(Dataset rows about figures)
— START —

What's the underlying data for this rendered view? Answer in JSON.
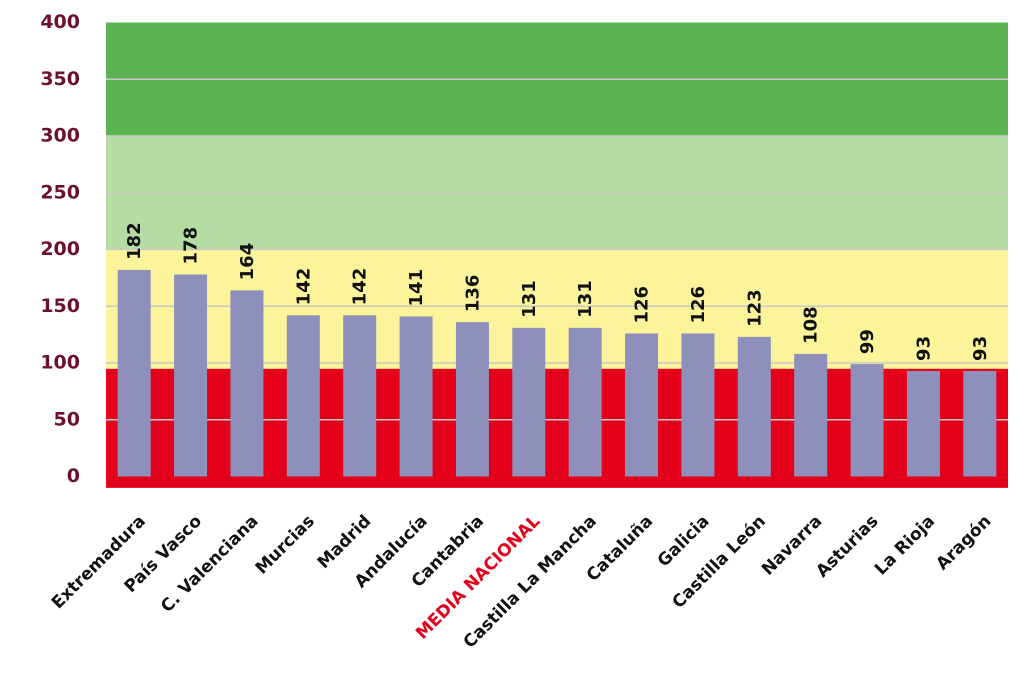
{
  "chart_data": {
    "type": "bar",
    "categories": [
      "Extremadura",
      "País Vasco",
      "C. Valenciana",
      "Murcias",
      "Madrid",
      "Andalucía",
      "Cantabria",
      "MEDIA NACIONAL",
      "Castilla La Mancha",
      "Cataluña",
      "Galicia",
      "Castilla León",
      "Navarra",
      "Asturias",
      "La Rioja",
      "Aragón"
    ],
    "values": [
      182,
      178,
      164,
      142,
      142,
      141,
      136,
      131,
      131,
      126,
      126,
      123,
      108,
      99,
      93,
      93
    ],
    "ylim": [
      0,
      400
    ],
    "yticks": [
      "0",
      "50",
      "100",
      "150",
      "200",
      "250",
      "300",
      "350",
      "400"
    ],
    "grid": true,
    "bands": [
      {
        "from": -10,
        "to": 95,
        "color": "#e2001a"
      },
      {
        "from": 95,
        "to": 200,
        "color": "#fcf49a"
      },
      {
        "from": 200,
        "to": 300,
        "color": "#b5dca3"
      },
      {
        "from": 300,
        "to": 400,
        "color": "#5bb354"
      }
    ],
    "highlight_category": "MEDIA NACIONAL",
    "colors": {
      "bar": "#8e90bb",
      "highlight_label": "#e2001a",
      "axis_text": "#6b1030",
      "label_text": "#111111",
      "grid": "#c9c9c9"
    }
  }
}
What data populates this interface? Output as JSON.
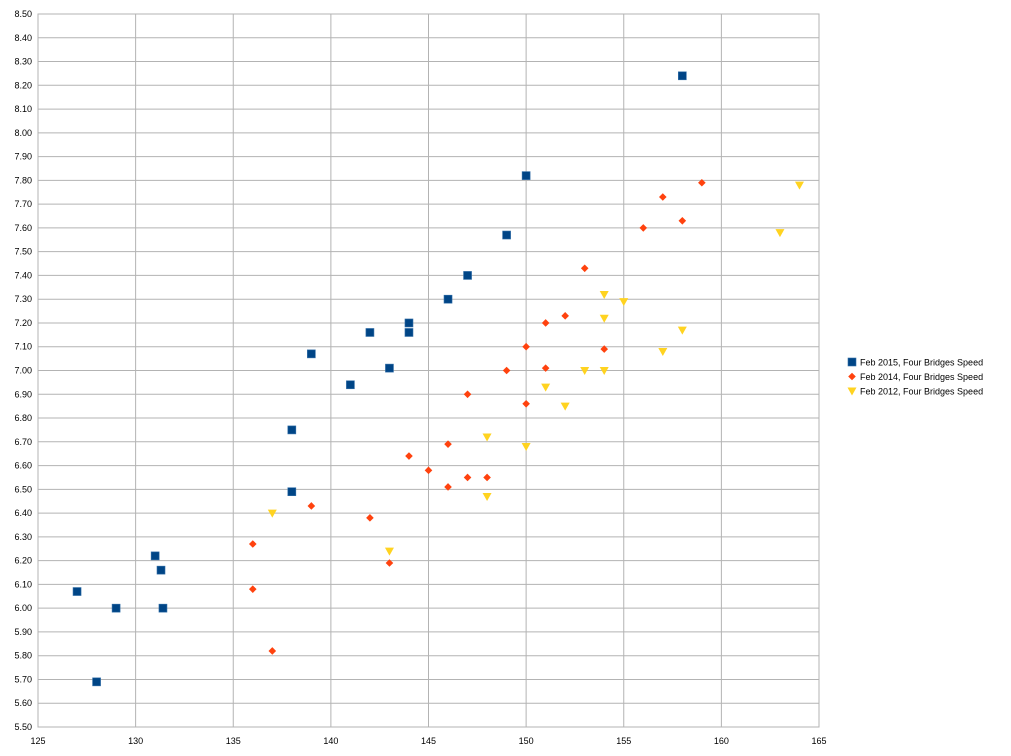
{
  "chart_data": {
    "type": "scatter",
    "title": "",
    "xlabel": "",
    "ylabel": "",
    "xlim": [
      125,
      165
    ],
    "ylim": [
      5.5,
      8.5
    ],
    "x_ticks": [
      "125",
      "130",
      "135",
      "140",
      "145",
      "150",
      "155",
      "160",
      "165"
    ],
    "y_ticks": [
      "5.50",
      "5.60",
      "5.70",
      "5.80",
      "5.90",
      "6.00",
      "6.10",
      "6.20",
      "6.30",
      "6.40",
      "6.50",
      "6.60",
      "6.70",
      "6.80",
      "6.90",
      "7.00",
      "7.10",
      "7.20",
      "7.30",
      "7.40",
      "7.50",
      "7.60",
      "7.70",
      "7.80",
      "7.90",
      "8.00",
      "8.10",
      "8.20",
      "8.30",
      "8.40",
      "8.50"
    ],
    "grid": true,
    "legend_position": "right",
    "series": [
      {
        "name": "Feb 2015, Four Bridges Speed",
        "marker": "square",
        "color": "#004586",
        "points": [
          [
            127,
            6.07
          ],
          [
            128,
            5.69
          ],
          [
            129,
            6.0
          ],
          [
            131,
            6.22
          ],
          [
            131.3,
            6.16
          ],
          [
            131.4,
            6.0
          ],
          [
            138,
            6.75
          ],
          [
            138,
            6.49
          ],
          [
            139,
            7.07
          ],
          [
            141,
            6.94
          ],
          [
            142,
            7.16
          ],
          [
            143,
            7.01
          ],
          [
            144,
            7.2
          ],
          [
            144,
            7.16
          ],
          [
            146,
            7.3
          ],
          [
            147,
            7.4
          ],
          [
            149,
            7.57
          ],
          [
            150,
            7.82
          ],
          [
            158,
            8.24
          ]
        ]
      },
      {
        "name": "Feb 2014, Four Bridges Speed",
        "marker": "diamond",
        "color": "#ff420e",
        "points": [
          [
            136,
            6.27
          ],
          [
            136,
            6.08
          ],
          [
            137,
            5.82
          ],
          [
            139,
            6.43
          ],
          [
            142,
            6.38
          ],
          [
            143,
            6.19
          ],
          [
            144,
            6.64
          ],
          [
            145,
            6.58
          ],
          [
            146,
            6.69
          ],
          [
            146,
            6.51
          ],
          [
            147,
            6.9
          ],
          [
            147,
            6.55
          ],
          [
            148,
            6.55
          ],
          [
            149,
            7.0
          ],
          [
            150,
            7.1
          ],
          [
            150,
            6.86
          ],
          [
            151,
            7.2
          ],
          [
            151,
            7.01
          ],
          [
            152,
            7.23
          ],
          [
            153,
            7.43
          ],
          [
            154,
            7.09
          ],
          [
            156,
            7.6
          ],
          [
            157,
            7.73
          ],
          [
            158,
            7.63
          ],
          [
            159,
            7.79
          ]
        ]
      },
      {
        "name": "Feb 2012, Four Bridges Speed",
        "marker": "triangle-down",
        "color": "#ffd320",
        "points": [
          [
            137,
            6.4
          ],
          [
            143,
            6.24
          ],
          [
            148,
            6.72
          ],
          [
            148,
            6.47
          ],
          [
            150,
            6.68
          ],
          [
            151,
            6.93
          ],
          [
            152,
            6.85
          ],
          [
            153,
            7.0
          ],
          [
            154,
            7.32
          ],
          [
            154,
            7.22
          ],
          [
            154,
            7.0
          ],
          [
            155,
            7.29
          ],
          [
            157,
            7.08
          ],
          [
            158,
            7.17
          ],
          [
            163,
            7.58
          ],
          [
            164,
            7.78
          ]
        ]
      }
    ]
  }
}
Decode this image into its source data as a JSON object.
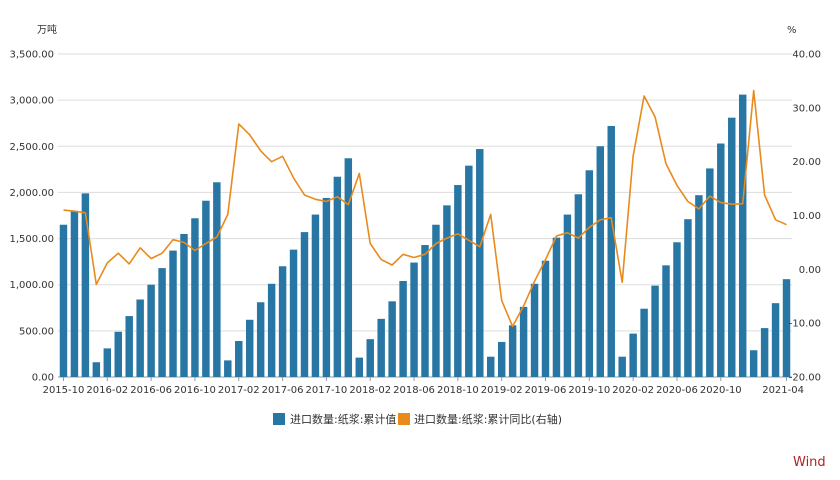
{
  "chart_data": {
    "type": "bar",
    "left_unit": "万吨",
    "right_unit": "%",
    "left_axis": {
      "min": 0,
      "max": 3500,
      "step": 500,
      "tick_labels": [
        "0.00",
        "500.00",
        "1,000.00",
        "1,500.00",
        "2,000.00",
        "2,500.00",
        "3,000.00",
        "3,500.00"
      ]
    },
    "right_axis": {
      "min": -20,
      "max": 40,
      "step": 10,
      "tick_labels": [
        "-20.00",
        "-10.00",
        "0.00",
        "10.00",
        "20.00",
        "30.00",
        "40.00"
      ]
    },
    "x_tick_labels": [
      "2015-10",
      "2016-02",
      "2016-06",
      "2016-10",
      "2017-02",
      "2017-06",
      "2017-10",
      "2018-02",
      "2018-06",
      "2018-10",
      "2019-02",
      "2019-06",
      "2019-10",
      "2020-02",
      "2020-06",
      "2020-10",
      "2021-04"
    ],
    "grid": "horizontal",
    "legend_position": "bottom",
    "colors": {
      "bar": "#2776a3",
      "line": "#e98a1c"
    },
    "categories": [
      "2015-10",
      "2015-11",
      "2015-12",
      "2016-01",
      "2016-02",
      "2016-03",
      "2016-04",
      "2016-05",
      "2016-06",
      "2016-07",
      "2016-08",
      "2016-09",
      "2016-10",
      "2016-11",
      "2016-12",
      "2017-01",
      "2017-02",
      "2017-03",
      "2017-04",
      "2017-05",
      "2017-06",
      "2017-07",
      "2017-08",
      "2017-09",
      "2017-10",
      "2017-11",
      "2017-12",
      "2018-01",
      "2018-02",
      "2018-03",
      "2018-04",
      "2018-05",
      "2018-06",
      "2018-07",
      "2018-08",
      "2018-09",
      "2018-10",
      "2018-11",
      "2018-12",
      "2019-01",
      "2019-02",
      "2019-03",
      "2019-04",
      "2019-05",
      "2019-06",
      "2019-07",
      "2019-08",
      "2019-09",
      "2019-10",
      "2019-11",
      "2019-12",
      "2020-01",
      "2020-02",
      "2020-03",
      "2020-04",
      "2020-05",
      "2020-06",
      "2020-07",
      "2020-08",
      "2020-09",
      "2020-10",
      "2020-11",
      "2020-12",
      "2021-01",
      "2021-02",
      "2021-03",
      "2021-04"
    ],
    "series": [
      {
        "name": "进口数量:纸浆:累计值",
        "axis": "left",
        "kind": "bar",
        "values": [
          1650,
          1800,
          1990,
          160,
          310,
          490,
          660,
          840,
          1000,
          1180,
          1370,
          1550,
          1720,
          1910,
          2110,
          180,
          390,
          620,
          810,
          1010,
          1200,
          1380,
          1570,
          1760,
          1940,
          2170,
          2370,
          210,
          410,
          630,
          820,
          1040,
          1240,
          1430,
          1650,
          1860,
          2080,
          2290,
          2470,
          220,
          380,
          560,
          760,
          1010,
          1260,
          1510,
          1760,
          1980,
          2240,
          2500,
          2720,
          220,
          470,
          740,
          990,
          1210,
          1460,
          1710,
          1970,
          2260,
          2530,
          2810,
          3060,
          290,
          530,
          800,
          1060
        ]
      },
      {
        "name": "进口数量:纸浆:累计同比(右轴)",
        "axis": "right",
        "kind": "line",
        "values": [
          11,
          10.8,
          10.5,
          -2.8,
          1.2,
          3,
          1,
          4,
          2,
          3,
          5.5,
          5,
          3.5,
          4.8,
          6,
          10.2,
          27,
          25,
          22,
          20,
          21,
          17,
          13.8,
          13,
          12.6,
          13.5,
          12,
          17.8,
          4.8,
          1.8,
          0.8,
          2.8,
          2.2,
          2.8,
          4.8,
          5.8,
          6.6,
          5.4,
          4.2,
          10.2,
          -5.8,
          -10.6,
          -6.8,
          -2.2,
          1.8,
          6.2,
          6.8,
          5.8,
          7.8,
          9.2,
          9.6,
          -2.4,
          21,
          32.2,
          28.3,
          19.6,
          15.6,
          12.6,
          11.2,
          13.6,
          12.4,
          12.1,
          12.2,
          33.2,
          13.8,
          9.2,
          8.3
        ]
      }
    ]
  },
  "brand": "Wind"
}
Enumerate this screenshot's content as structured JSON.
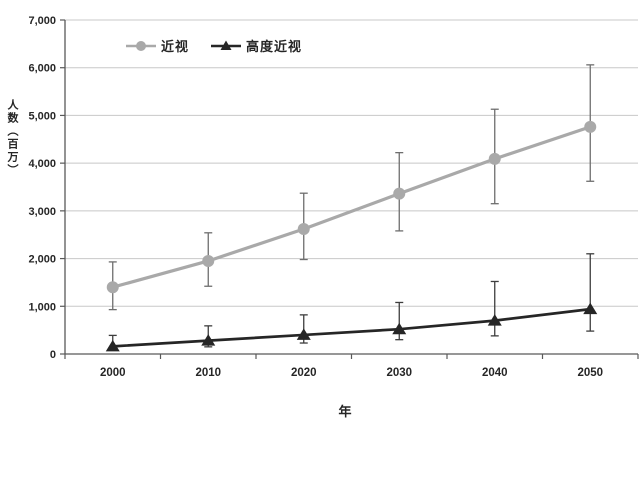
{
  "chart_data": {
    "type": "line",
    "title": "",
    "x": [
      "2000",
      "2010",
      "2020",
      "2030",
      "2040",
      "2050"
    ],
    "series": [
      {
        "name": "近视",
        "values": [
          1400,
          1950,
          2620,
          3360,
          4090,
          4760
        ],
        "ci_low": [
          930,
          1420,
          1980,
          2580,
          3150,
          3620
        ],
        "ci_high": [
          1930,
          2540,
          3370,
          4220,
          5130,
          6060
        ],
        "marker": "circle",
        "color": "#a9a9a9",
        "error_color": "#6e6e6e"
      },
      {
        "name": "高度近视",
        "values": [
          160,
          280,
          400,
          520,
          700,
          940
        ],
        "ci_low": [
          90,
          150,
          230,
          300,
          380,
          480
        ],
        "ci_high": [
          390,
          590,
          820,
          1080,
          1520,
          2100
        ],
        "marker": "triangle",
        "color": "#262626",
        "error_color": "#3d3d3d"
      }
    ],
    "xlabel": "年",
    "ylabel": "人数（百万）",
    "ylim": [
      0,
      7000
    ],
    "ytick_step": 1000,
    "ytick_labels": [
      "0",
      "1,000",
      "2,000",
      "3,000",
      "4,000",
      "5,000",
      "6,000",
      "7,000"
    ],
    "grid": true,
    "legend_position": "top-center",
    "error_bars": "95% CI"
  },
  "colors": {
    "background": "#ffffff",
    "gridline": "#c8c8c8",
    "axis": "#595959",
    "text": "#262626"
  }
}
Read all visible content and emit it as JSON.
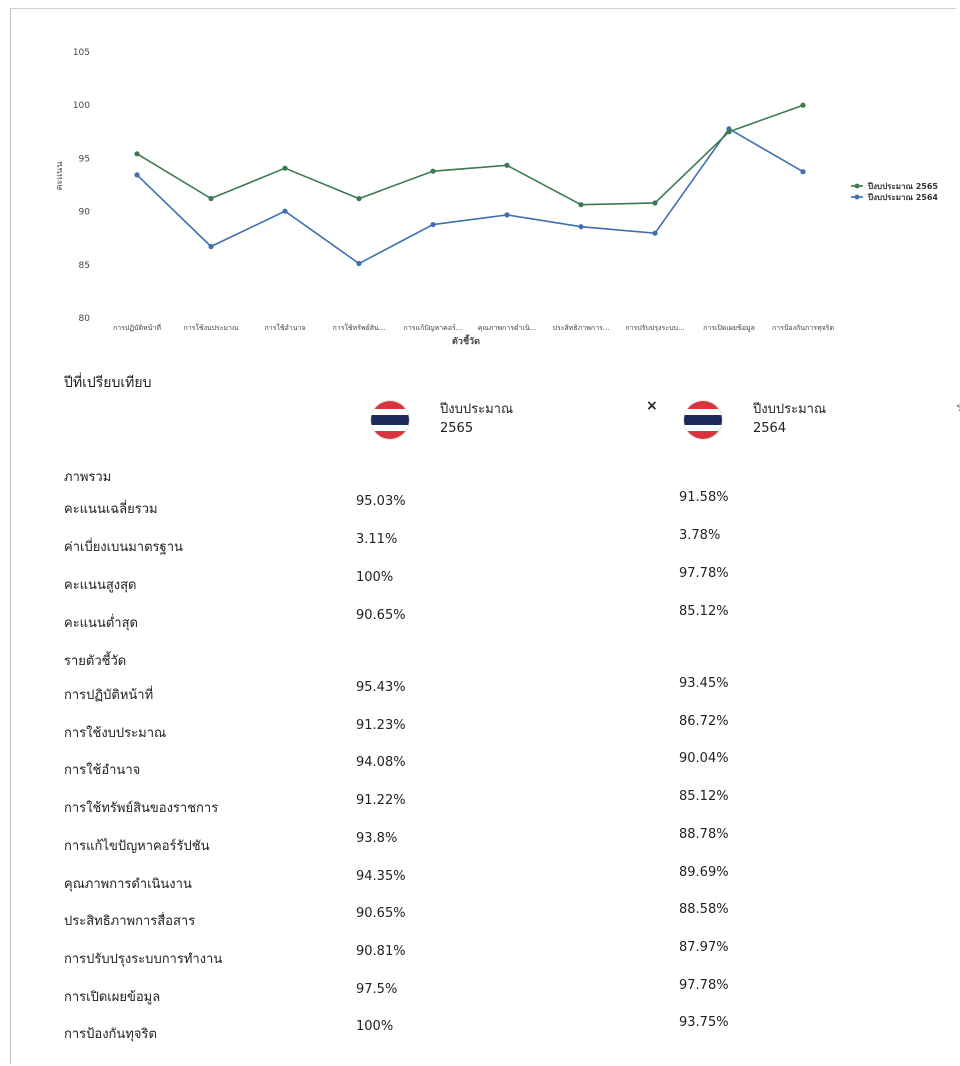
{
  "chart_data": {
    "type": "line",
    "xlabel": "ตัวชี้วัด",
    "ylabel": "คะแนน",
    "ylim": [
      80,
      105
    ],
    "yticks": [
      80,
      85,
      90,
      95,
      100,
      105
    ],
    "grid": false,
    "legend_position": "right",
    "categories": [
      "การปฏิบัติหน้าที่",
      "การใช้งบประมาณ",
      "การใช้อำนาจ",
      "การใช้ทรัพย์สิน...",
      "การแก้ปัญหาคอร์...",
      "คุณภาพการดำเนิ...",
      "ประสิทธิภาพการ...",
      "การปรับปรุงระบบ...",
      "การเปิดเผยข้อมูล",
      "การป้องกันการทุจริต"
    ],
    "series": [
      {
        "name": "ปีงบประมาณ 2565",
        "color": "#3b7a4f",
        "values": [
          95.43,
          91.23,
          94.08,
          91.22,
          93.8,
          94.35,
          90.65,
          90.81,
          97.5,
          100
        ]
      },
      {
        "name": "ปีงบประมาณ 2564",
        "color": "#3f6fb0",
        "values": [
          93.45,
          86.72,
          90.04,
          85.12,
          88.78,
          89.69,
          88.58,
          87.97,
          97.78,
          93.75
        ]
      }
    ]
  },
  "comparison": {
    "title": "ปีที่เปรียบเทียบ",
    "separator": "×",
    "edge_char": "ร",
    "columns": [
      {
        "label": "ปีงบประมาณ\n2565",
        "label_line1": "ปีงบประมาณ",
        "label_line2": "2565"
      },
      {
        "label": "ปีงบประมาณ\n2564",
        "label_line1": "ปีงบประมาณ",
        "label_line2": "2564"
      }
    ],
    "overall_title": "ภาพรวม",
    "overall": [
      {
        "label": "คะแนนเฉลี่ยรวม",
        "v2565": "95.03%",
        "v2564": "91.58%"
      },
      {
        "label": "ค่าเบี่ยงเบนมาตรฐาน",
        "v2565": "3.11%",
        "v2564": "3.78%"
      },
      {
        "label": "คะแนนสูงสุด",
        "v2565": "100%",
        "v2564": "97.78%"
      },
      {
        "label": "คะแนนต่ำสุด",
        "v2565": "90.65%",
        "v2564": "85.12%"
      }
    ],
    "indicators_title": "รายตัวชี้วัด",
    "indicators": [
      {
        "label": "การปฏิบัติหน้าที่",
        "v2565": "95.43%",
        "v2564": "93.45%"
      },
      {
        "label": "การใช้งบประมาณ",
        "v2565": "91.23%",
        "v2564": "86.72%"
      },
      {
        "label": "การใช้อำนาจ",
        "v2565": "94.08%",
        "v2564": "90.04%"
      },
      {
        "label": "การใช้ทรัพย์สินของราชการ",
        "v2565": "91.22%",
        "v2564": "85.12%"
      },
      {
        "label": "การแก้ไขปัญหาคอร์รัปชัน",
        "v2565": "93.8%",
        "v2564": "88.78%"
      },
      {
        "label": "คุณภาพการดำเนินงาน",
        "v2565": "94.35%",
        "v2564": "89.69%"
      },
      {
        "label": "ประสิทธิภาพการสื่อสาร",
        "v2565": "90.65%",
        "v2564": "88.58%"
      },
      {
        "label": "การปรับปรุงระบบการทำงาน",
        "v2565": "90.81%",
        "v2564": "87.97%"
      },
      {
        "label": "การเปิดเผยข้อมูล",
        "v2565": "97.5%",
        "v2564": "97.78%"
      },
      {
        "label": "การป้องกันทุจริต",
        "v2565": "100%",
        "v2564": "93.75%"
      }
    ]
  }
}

— END —

- [Requirements]:
From the data above, show each line that contains "triangle".

- [Solution for this task]:
        "marker": "triangle-down",
        "marker": "triangle",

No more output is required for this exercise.